Find every line containing the word "机械式单波束扫描声呐" and report the count, nothing more.

## Records for the task
------------------------------------------------
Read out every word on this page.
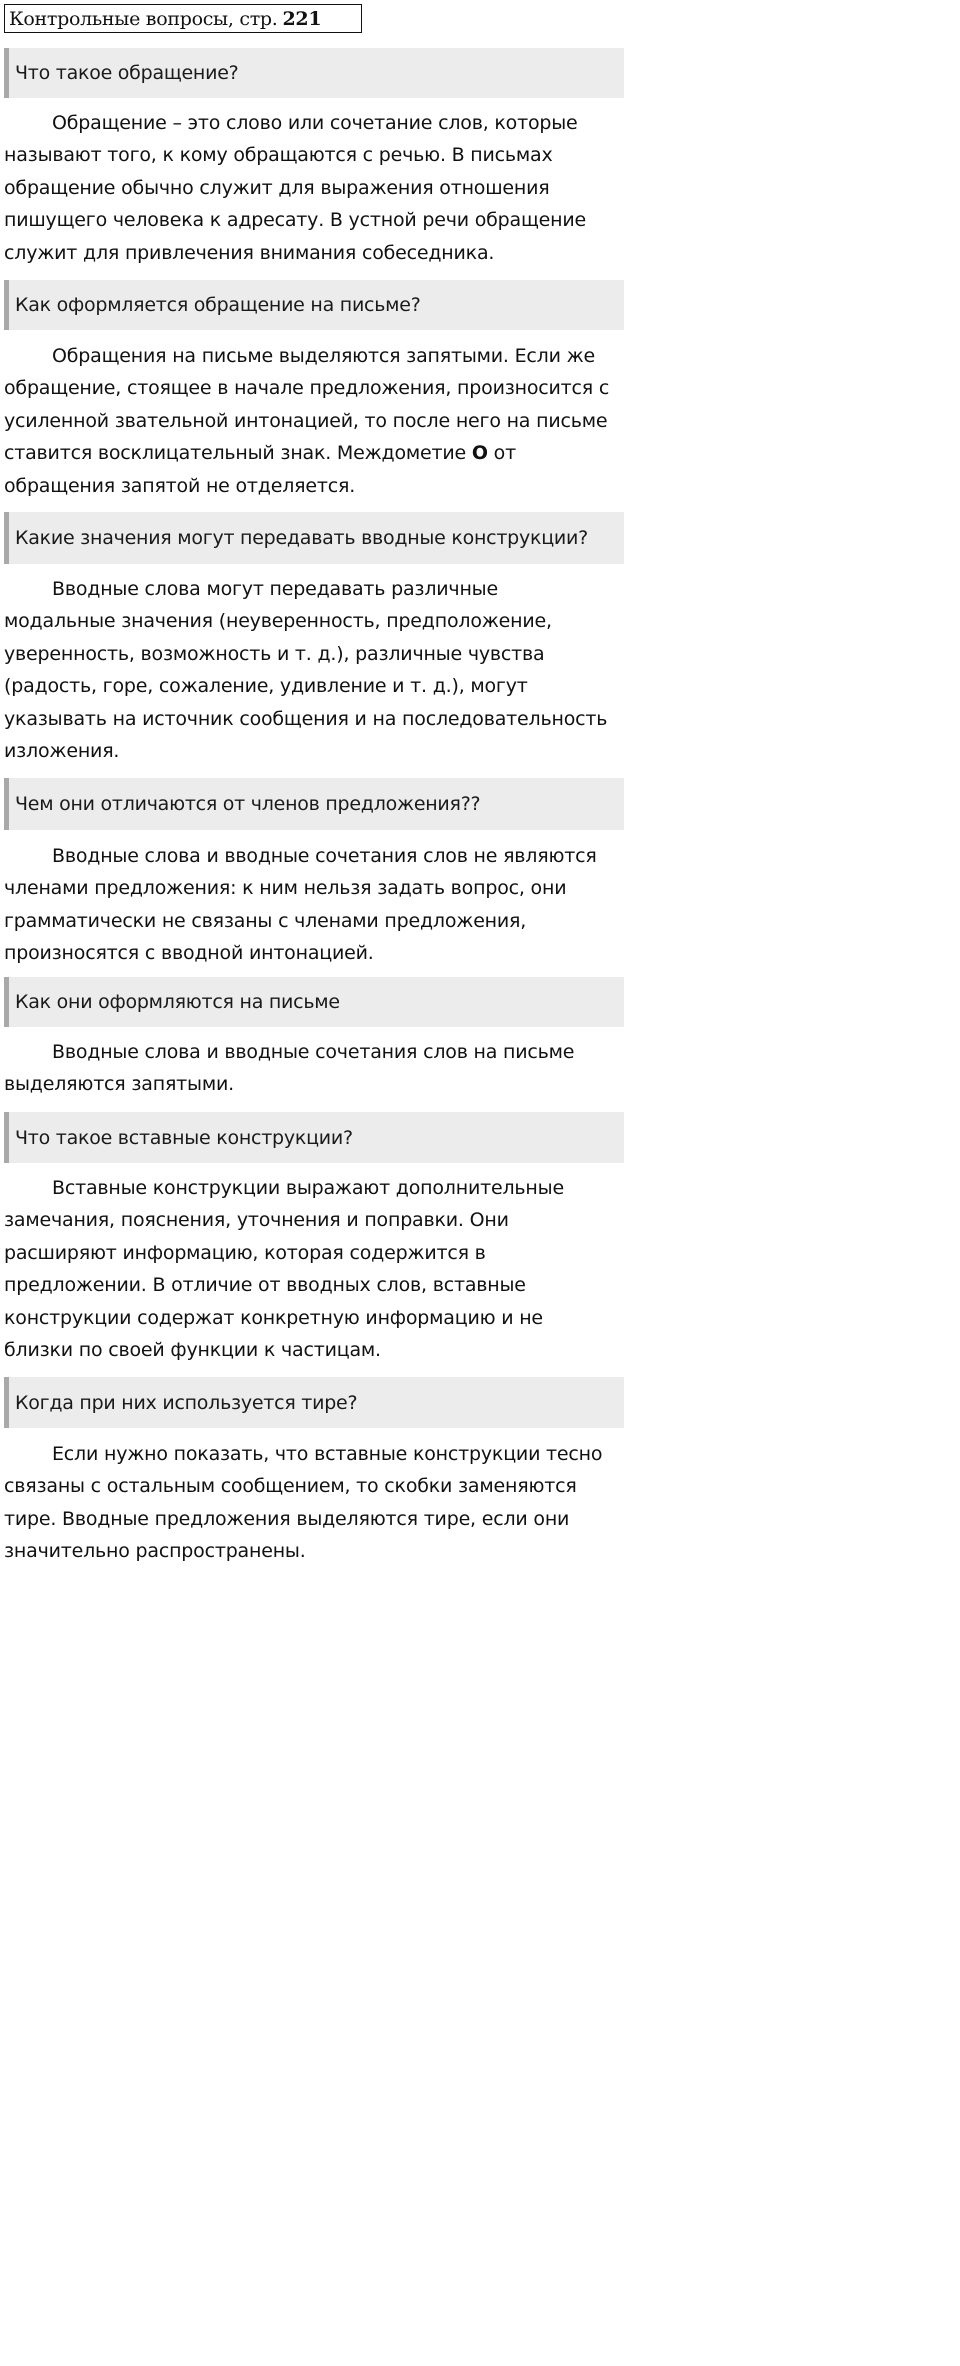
Контрольные вопросы, стр. 221
Что такое обращение?
Обращение – это слово или сочетание слов, которые
называют того, к кому обращаются с речью. В письмах
обращение обычно служит для выражения отношения
пишущего человека к адресату. В устной речи обращение
служит для привлечения внимания собеседника.
Как оформляется обращение на письме?
Обращения на письме выделяются запятыми. Если же
обращение, стоящее в начале предложения, произносится с
усиленной звательной интонацией, то после него на письме
ставится восклицательный знак. Междометие О от
обращения запятой не отделяется.
Какие значения могут передавать вводные конструкции?
Вводные слова могут передавать различные
модальные значения (неуверенность, предположение,
уверенность, возможность и т. д.), различные чувства
(радость, горе, сожаление, удивление и т. д.), могут
указывать на источник сообщения и на последовательность
изложения.
Чем они отличаются от членов предложения??
Вводные слова и вводные сочетания слов не являются
членами предложения: к ним нельзя задать вопрос, они
грамматически не связаны с членами предложения,
произносятся с вводной интонацией.
Как они оформляются на письме
Вводные слова и вводные сочетания слов на письме
выделяются запятыми.
Что такое вставные конструкции?
Вставные конструкции выражают дополнительные
замечания, пояснения, уточнения и поправки. Они
расширяют информацию, которая содержится в
предложении. В отличие от вводных слов, вставные
конструкции содержат конкретную информацию и не
близки по своей функции к частицам.
Когда при них используется тире?
Если нужно показать, что вставные конструкции тесно
связаны с остальным сообщением, то скобки заменяются
тире. Вводные предложения выделяются тире, если они
значительно распространены.
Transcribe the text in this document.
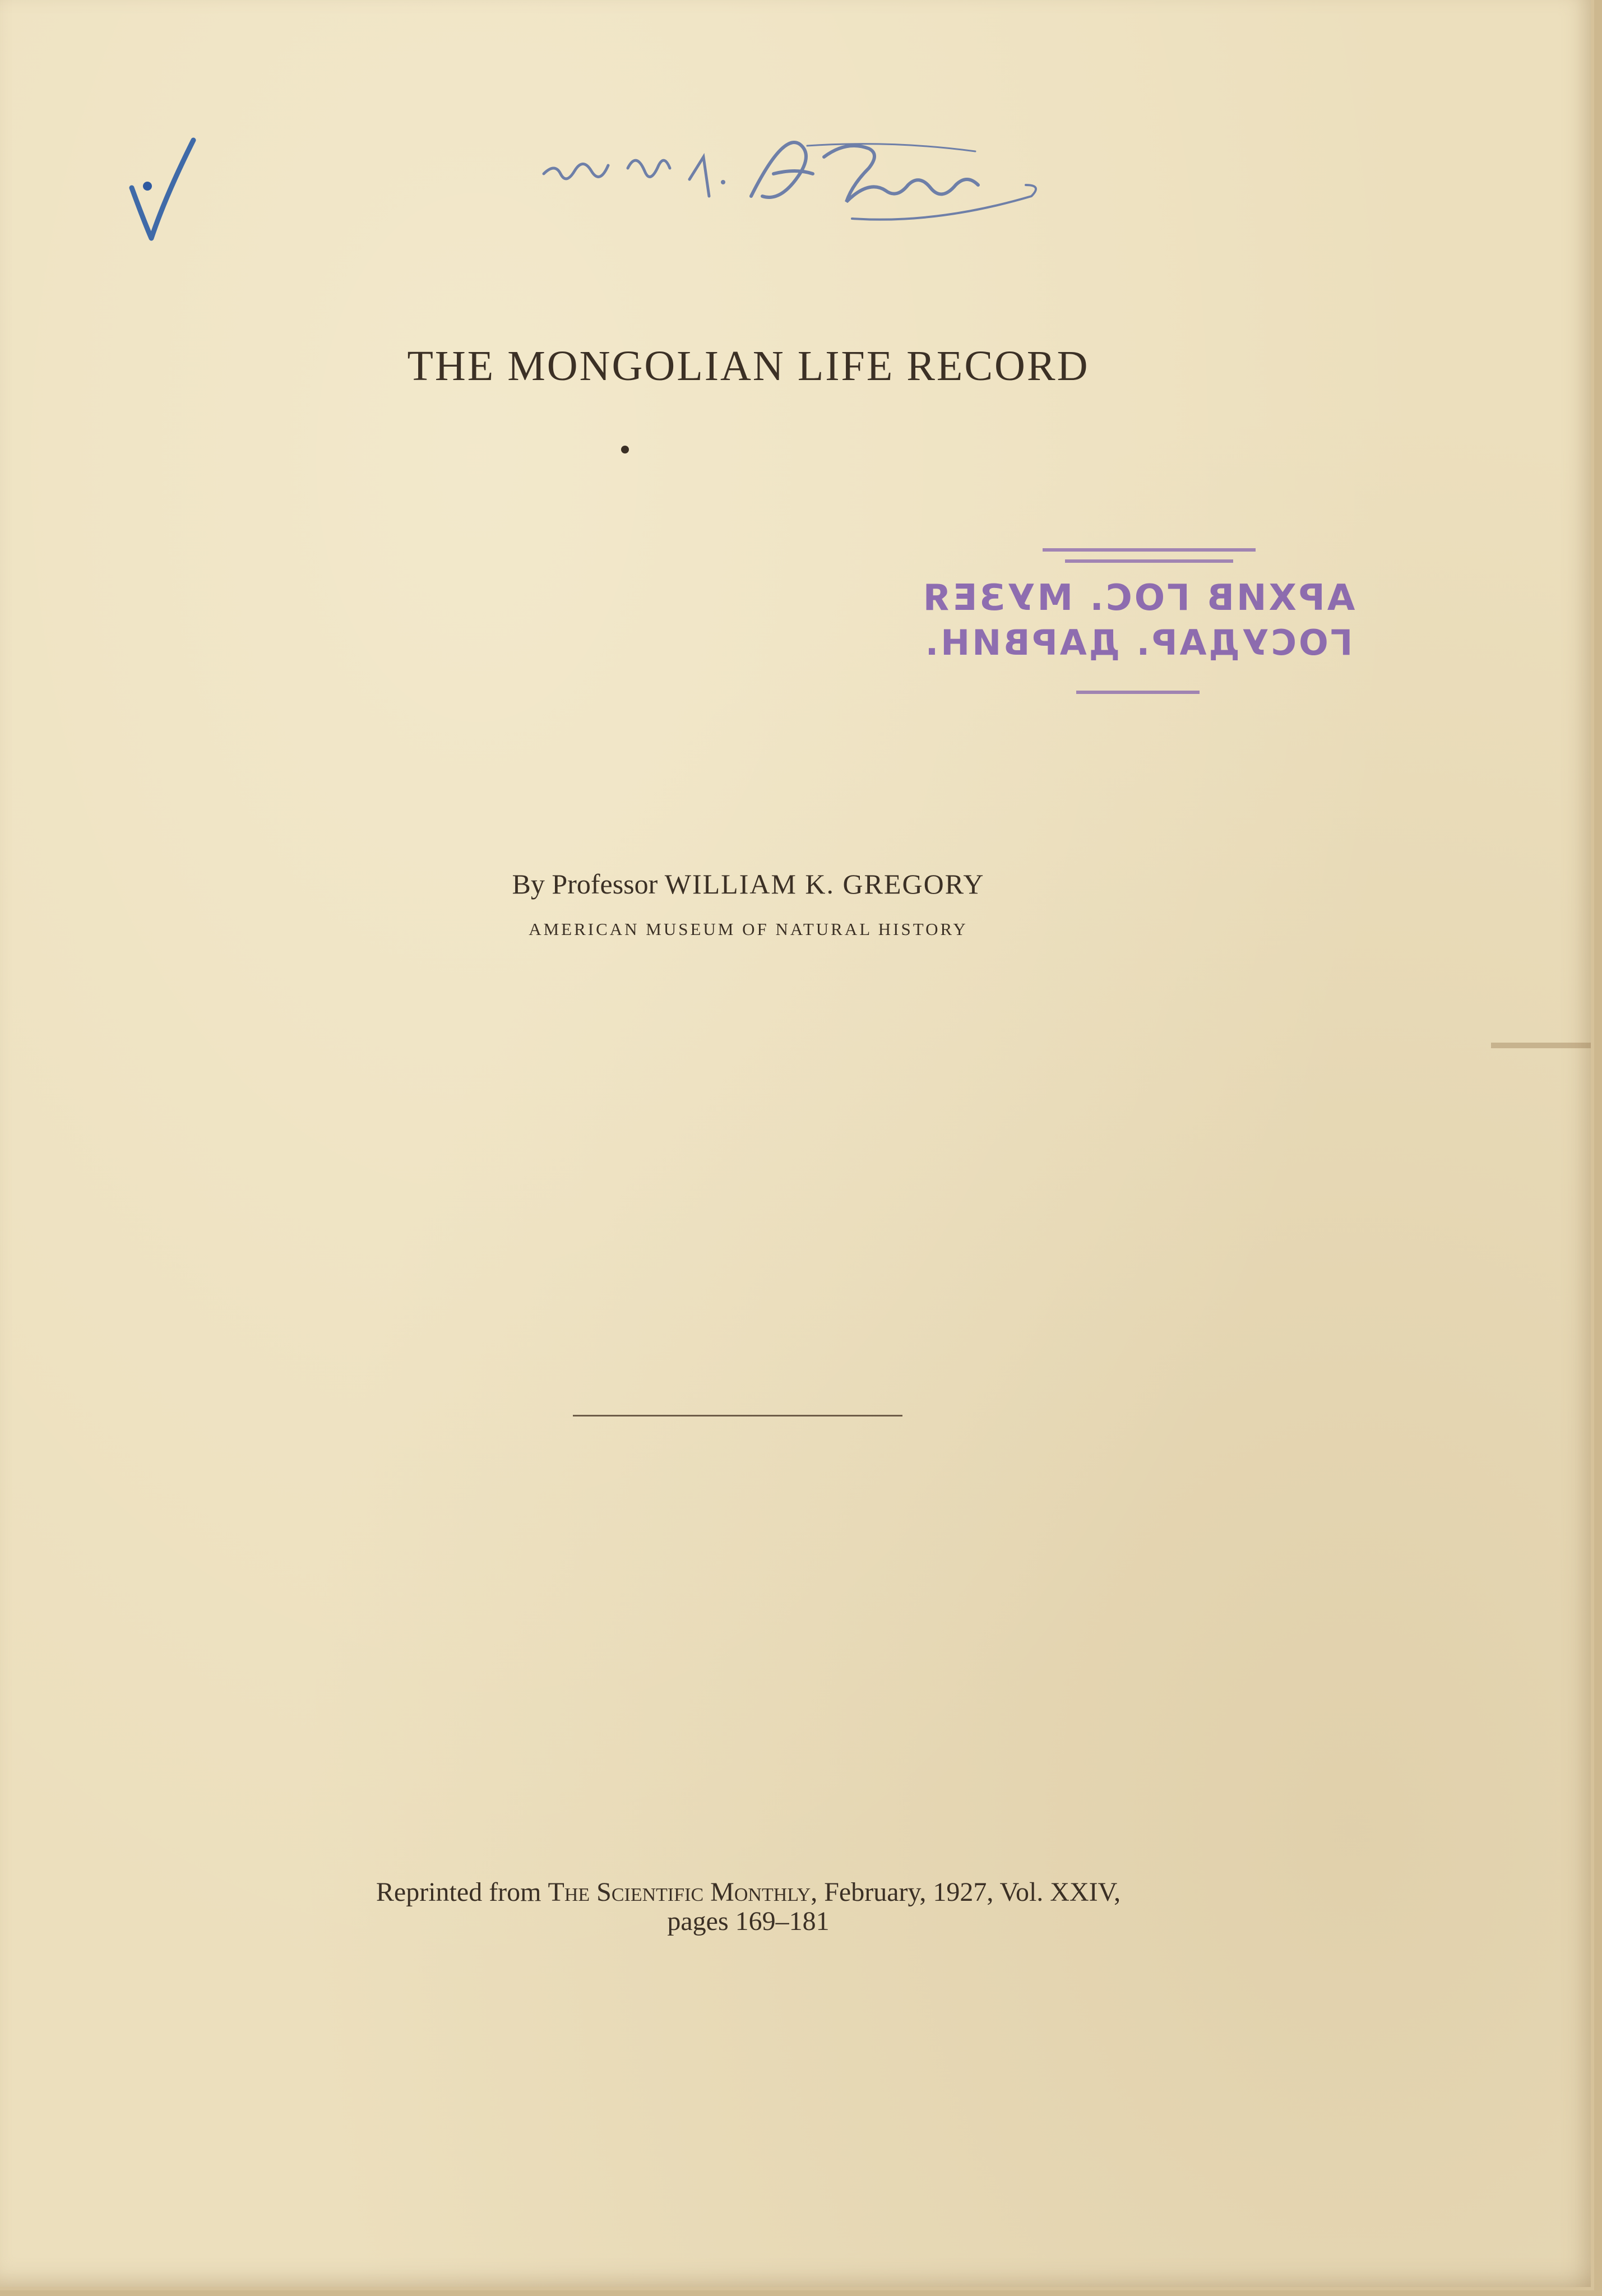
THE MONGOLIAN LIFE RECORD
АРХИВ ГОС. МУЗЕЯ
ГОСУДАР. ДАРВИН.
By Professor WILLIAM K. GREGORY
AMERICAN MUSEUM OF NATURAL HISTORY
Reprinted from The Scientific Monthly, February, 1927, Vol. XXIV,
pages 169–181
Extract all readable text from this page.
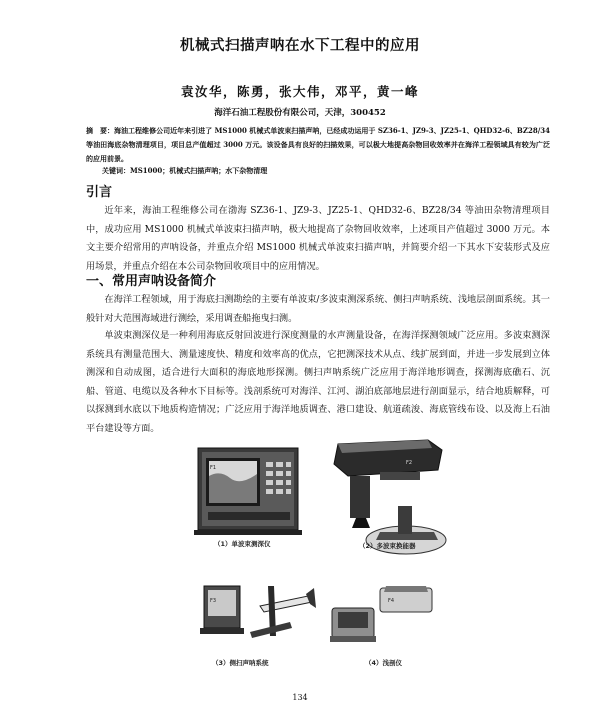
机械式扫描声呐在水下工程中的应用
袁汝华，陈勇，张大伟，邓平，黄一峰
海洋石油工程股份有限公司，天津，300452
摘　要：海油工程维修公司近年来引进了 MS1000 机械式单波束扫描声呐，已经成功运用于 SZ36-1、JZ9-3、JZ25-1、QHD32-6、BZ28/34 等油田海底杂物清理项目，项目总产值超过 3000 万元。该设备具有良好的扫描效果，可以极大地提高杂物回收效率并在海洋工程领域具有较为广泛的应用前景。
关键词：MS1000；机械式扫描声呐；水下杂物清理
引言
近年来，海油工程维修公司在渤海 SZ36-1、JZ9-3、JZ25-1、QHD32-6、BZ28/34 等油田杂物清理项目中，成功应用 MS1000 机械式单波束扫描声呐，极大地提高了杂物回收效率，上述项目产值超过 3000 万元。本文主要介绍常用的声呐设备，并重点介绍 MS1000 机械式单波束扫描声呐，并简要介绍一下其水下安装形式及应用场景，并重点介绍在本公司杂物回收项目中的应用情况。
一、常用声呐设备简介
在海洋工程领域，用于海底扫测勘绘的主要有单波束/多波束测深系统、侧扫声呐系统、浅地层剖面系统。其一般针对大范围海域进行测绘，采用调查船拖曳扫测。
单波束测深仪是一种利用海底反射回波进行深度测量的水声测量设备，在海洋探测领域广泛应用。多波束测深系统具有测量范围大、测量速度快、精度和效率高的优点，它把测深技术从点、线扩展到面，并进一步发展到立体测深和自动成图，适合进行大面积的海底地形探测。侧扫声呐系统广泛应用于海洋地形调查，探测海底礁石、沉船、管道、电缆以及各种水下目标等。浅剖系统可对海洋、江河、湖泊底部地层进行剖面显示，结合地质解释，可以探测到水底以下地质构造情况；广泛应用于海洋地质调查、港口建设、航道疏浚、海底管线布设、以及海上石油平台建设等方面。
F1
F2
F3	F4
（1）单波束测深仪	（2）多波束换能器
（3）侧扫声呐系统	（4）浅剖仪
134
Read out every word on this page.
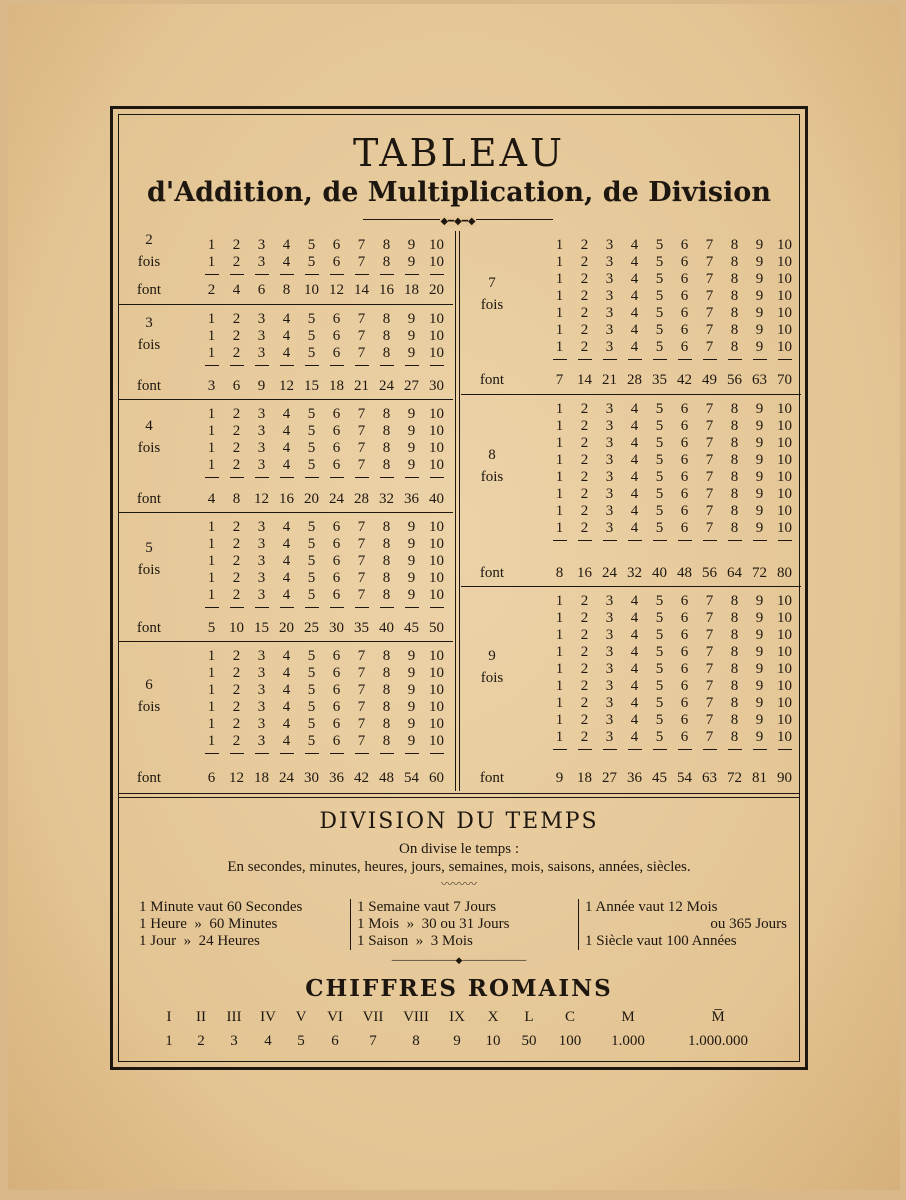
TABLEAU
d'Addition, de Multiplication, de Division
◆━◆━◆
1	2	3	4	5	6	7	8	9 10
1	2	3	4	5	6	7	8	9 10
2
fois
font	2	4	6	8 10 12 14 16 18 20
1	2	3	4	5	6	7	8	9 10
1	2	3	4	5	6	7	8	9 10
1	2	3	4	5	6	7	8	9 10
3
fois
font	3	6	9 12 15 18 21 24 27 30
1	2	3	4	5	6	7	8	9 10
1	2	3	4	5	6	7	8	9 10
1	2	3	4	5	6	7	8	9 10
1	2	3	4	5	6	7	8	9 10
4
fois
font	4	8 12 16 20 24 28 32 36 40
1	2	3	4	5	6	7	8	9 10
1	2	3	4	5	6	7	8	9 10
1	2	3	4	5	6	7	8	9 10
1	2	3	4	5	6	7	8	9 10
1	2	3	4	5	6	7	8	9 10
5
fois
font	5 10 15 20 25 30 35 40 45 50
1	2	3	4	5	6	7	8	9 10
1	2	3	4	5	6	7	8	9 10
1	2	3	4	5	6	7	8	9 10
1	2	3	4	5	6	7	8	9 10
1	2	3	4	5	6	7	8	9 10
1	2	3	4	5	6	7	8	9 10
6
fois
font	6 12 18 24 30 36 42 48 54 60
1	2	3	4	5	6	7	8	9 10
1	2	3	4	5	6	7	8	9 10
1	2	3	4	5	6	7	8	9 10
1	2	3	4	5	6	7	8	9 10
1	2	3	4	5	6	7	8	9 10
1	2	3	4	5	6	7	8	9 10
1	2	3	4	5	6	7	8	9 10
7
fois
font	7 14 21 28 35 42 49 56 63 70
1	2	3	4	5	6	7	8	9 10
1	2	3	4	5	6	7	8	9 10
1	2	3	4	5	6	7	8	9 10
1	2	3	4	5	6	7	8	9 10
1	2	3	4	5	6	7	8	9 10
1	2	3	4	5	6	7	8	9 10
1	2	3	4	5	6	7	8	9 10
1	2	3	4	5	6	7	8	9 10
8
fois
font	8 16 24 32 40 48 56 64 72 80
1	2	3	4	5	6	7	8	9 10
1	2	3	4	5	6	7	8	9 10
1	2	3	4	5	6	7	8	9 10
1	2	3	4	5	6	7	8	9 10
1	2	3	4	5	6	7	8	9 10
1	2	3	4	5	6	7	8	9 10
1	2	3	4	5	6	7	8	9 10
1	2	3	4	5	6	7	8	9 10
1	2	3	4	5	6	7	8	9 10
9
fois
font	9 18 27 36 45 54 63 72 81 90
DIVISION DU TEMPS
On divise le temps :
En secondes, minutes, heures, jours, semaines, mois, saisons, années, siècles.
〰〰〰
1 Minute vaut 60 Secondes
1 Heure  »  60 Minutes
1 Jour  »  24 Heures
1 Semaine vaut 7 Jours
1 Mois  »  30 ou 31 Jours
1 Saison  »  3 Mois
1 Année vaut 12 Mois
ou 365 Jours
1 Siècle vaut 100 Années
──────────◆──────────
CHIFFRES ROMAINS
I	II	III	IV	V	VI	VII	VIII	IX	X	L	C	M	M̅
1	2	3	4	5	6	7	8	9	10	50	100	1.000	1.000.000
------------------------------------------------
## Solution for this problem
2